_What is asked_:
Every record must be repeated exactly, with no omission.

_Dataset items_:
** start **
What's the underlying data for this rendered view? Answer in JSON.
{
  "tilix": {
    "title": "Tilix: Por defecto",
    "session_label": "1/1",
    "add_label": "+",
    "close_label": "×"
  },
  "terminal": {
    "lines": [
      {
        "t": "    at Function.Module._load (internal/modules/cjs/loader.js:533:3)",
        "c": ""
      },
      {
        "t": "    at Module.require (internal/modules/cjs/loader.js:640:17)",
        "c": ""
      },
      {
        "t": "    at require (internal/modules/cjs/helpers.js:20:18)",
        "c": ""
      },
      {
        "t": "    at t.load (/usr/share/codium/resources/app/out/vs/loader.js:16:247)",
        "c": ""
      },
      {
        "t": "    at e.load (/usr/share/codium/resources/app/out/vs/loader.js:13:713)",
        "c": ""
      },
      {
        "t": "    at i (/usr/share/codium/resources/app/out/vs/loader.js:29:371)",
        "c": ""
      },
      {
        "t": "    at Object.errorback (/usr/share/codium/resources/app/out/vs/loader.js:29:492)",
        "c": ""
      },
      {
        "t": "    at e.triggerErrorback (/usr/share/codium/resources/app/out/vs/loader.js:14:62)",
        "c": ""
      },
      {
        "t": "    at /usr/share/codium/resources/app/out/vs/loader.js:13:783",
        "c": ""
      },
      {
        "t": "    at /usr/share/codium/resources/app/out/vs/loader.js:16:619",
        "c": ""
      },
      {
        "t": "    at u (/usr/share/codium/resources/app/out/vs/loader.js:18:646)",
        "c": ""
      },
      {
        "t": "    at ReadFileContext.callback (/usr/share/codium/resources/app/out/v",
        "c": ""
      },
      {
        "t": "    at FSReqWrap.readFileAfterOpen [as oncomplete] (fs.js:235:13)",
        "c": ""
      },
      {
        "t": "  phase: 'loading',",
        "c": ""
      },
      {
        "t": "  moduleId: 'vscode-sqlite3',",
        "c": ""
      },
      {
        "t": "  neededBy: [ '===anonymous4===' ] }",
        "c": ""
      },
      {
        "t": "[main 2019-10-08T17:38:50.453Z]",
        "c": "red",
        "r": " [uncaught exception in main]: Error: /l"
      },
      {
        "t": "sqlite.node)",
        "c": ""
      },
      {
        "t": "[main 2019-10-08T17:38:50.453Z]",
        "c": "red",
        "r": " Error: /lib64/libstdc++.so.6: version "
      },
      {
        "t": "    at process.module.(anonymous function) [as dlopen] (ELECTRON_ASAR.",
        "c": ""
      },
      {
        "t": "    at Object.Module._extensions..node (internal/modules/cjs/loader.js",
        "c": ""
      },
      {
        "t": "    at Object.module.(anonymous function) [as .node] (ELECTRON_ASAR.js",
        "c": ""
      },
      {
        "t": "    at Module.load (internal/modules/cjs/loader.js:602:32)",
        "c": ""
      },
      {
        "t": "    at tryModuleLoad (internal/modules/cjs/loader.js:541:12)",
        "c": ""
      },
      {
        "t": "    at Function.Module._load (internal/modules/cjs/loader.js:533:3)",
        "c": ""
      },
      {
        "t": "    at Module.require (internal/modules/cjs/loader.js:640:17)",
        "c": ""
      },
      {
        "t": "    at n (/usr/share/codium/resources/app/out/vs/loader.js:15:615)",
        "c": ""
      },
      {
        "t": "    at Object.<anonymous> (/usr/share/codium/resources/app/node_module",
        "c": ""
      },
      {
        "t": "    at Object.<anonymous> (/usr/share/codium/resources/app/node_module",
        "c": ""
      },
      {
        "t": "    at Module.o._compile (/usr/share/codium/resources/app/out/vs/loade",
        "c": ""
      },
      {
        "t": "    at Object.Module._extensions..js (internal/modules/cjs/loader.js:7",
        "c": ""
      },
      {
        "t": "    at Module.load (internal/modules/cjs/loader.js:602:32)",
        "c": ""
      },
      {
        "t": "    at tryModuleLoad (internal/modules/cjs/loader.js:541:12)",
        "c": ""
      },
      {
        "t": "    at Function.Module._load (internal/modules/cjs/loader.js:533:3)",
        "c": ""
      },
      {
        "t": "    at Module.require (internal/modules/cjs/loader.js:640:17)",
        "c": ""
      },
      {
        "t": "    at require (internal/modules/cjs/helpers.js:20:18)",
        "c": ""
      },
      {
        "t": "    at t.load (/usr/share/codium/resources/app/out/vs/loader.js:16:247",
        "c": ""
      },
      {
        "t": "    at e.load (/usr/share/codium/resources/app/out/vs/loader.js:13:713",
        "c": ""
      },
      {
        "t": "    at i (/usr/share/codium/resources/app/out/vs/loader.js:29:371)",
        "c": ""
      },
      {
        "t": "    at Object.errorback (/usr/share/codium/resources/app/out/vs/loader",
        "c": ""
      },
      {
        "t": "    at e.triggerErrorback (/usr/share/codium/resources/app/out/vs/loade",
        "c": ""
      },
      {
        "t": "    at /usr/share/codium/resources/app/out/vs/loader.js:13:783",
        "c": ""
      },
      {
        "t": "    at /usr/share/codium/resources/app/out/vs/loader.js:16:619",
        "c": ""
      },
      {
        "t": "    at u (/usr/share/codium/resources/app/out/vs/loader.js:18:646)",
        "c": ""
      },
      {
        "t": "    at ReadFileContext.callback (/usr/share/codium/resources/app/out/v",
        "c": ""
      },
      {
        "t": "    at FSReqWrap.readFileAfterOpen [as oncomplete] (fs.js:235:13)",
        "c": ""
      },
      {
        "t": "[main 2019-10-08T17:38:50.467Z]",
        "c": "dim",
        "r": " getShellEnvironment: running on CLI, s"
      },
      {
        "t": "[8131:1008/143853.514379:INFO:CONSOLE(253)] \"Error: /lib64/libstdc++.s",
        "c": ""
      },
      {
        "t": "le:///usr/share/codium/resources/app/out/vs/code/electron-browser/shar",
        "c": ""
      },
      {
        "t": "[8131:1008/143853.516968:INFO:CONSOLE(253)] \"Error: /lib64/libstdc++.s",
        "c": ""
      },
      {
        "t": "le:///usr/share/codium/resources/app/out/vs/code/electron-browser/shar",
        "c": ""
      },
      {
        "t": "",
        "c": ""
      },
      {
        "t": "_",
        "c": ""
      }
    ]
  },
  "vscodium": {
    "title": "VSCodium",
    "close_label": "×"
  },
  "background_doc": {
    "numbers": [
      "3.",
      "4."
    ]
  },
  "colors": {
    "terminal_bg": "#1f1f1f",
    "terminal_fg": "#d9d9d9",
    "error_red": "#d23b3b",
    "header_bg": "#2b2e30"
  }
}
** end **
_Result below_:
What's the underlying data for this rendered view? Answer in JSON.
{
  "tilix": {
    "title": "Tilix: Por defecto",
    "session_label": "1/1",
    "add_label": "+",
    "close_label": "×"
  },
  "terminal": {
    "lines": [
      {
        "t": "    at Function.Module._load (internal/modules/cjs/loader.js:533:3)",
        "c": ""
      },
      {
        "t": "    at Module.require (internal/modules/cjs/loader.js:640:17)",
        "c": ""
      },
      {
        "t": "    at require (internal/modules/cjs/helpers.js:20:18)",
        "c": ""
      },
      {
        "t": "    at t.load (/usr/share/codium/resources/app/out/vs/loader.js:16:247)",
        "c": ""
      },
      {
        "t": "    at e.load (/usr/share/codium/resources/app/out/vs/loader.js:13:713)",
        "c": ""
      },
      {
        "t": "    at i (/usr/share/codium/resources/app/out/vs/loader.js:29:371)",
        "c": ""
      },
      {
        "t": "    at Object.errorback (/usr/share/codium/resources/app/out/vs/loader.js:29:492)",
        "c": ""
      },
      {
        "t": "    at e.triggerErrorback (/usr/share/codium/resources/app/out/vs/loader.js:14:62)",
        "c": ""
      },
      {
        "t": "    at /usr/share/codium/resources/app/out/vs/loader.js:13:783",
        "c": ""
      },
      {
        "t": "    at /usr/share/codium/resources/app/out/vs/loader.js:16:619",
        "c": ""
      },
      {
        "t": "    at u (/usr/share/codium/resources/app/out/vs/loader.js:18:646)",
        "c": ""
      },
      {
        "t": "    at ReadFileContext.callback (/usr/share/codium/resources/app/out/v",
        "c": ""
      },
      {
        "t": "    at FSReqWrap.readFileAfterOpen [as oncomplete] (fs.js:235:13)",
        "c": ""
      },
      {
        "t": "  phase: 'loading',",
        "c": ""
      },
      {
        "t": "  moduleId: 'vscode-sqlite3',",
        "c": ""
      },
      {
        "t": "  neededBy: [ '===anonymous4===' ] }",
        "c": ""
      },
      {
        "t": "[main 2019-10-08T17:38:50.453Z]",
        "c": "red",
        "r": " [uncaught exception in main]: Error: /l"
      },
      {
        "t": "sqlite.node)",
        "c": ""
      },
      {
        "t": "[main 2019-10-08T17:38:50.453Z]",
        "c": "red",
        "r": " Error: /lib64/libstdc++.so.6: version "
      },
      {
        "t": "    at process.module.(anonymous function) [as dlopen] (ELECTRON_ASAR.",
        "c": ""
      },
      {
        "t": "    at Object.Module._extensions..node (internal/modules/cjs/loader.js",
        "c": ""
      },
      {
        "t": "    at Object.module.(anonymous function) [as .node] (ELECTRON_ASAR.js",
        "c": ""
      },
      {
        "t": "    at Module.load (internal/modules/cjs/loader.js:602:32)",
        "c": ""
      },
      {
        "t": "    at tryModuleLoad (internal/modules/cjs/loader.js:541:12)",
        "c": ""
      },
      {
        "t": "    at Function.Module._load (internal/modules/cjs/loader.js:533:3)",
        "c": ""
      },
      {
        "t": "    at Module.require (internal/modules/cjs/loader.js:640:17)",
        "c": ""
      },
      {
        "t": "    at n (/usr/share/codium/resources/app/out/vs/loader.js:15:615)",
        "c": ""
      },
      {
        "t": "    at Object.<anonymous> (/usr/share/codium/resources/app/node_module",
        "c": ""
      },
      {
        "t": "    at Object.<anonymous> (/usr/share/codium/resources/app/node_module",
        "c": ""
      },
      {
        "t": "    at Module.o._compile (/usr/share/codium/resources/app/out/vs/loade",
        "c": ""
      },
      {
        "t": "    at Object.Module._extensions..js (internal/modules/cjs/loader.js:7",
        "c": ""
      },
      {
        "t": "    at Module.load (internal/modules/cjs/loader.js:602:32)",
        "c": ""
      },
      {
        "t": "    at tryModuleLoad (internal/modules/cjs/loader.js:541:12)",
        "c": ""
      },
      {
        "t": "    at Function.Module._load (internal/modules/cjs/loader.js:533:3)",
        "c": ""
      },
      {
        "t": "    at Module.require (internal/modules/cjs/loader.js:640:17)",
        "c": ""
      },
      {
        "t": "    at require (internal/modules/cjs/helpers.js:20:18)",
        "c": ""
      },
      {
        "t": "    at t.load (/usr/share/codium/resources/app/out/vs/loader.js:16:247",
        "c": ""
      },
      {
        "t": "    at e.load (/usr/share/codium/resources/app/out/vs/loader.js:13:713",
        "c": ""
      },
      {
        "t": "    at i (/usr/share/codium/resources/app/out/vs/loader.js:29:371)",
        "c": ""
      },
      {
        "t": "    at Object.errorback (/usr/share/codium/resources/app/out/vs/loader",
        "c": ""
      },
      {
        "t": "    at e.triggerErrorback (/usr/share/codium/resources/app/out/vs/loade",
        "c": ""
      },
      {
        "t": "    at /usr/share/codium/resources/app/out/vs/loader.js:13:783",
        "c": ""
      },
      {
        "t": "    at /usr/share/codium/resources/app/out/vs/loader.js:16:619",
        "c": ""
      },
      {
        "t": "    at u (/usr/share/codium/resources/app/out/vs/loader.js:18:646)",
        "c": ""
      },
      {
        "t": "    at ReadFileContext.callback (/usr/share/codium/resources/app/out/v",
        "c": ""
      },
      {
        "t": "    at FSReqWrap.readFileAfterOpen [as oncomplete] (fs.js:235:13)",
        "c": ""
      },
      {
        "t": "[main 2019-10-08T17:38:50.467Z]",
        "c": "dim",
        "r": " getShellEnvironment: running on CLI, s"
      },
      {
        "t": "[8131:1008/143853.514379:INFO:CONSOLE(253)] \"Error: /lib64/libstdc++.s",
        "c": ""
      },
      {
        "t": "le:///usr/share/codium/resources/app/out/vs/code/electron-browser/shar",
        "c": ""
      },
      {
        "t": "[8131:1008/143853.516968:INFO:CONSOLE(253)] \"Error: /lib64/libstdc++.s",
        "c": ""
      },
      {
        "t": "le:///usr/share/codium/resources/app/out/vs/code/electron-browser/shar",
        "c": ""
      },
      {
        "t": "",
        "c": ""
      },
      {
        "t": "_",
        "c": ""
      }
    ]
  },
  "vscodium": {
    "title": "VSCodium",
    "close_label": "×"
  },
  "background_doc": {
    "numbers": [
      "3.",
      "4."
    ]
  },
  "colors": {
    "terminal_bg": "#1f1f1f",
    "terminal_fg": "#d9d9d9",
    "error_red": "#d23b3b",
    "header_bg": "#2b2e30"
  }
}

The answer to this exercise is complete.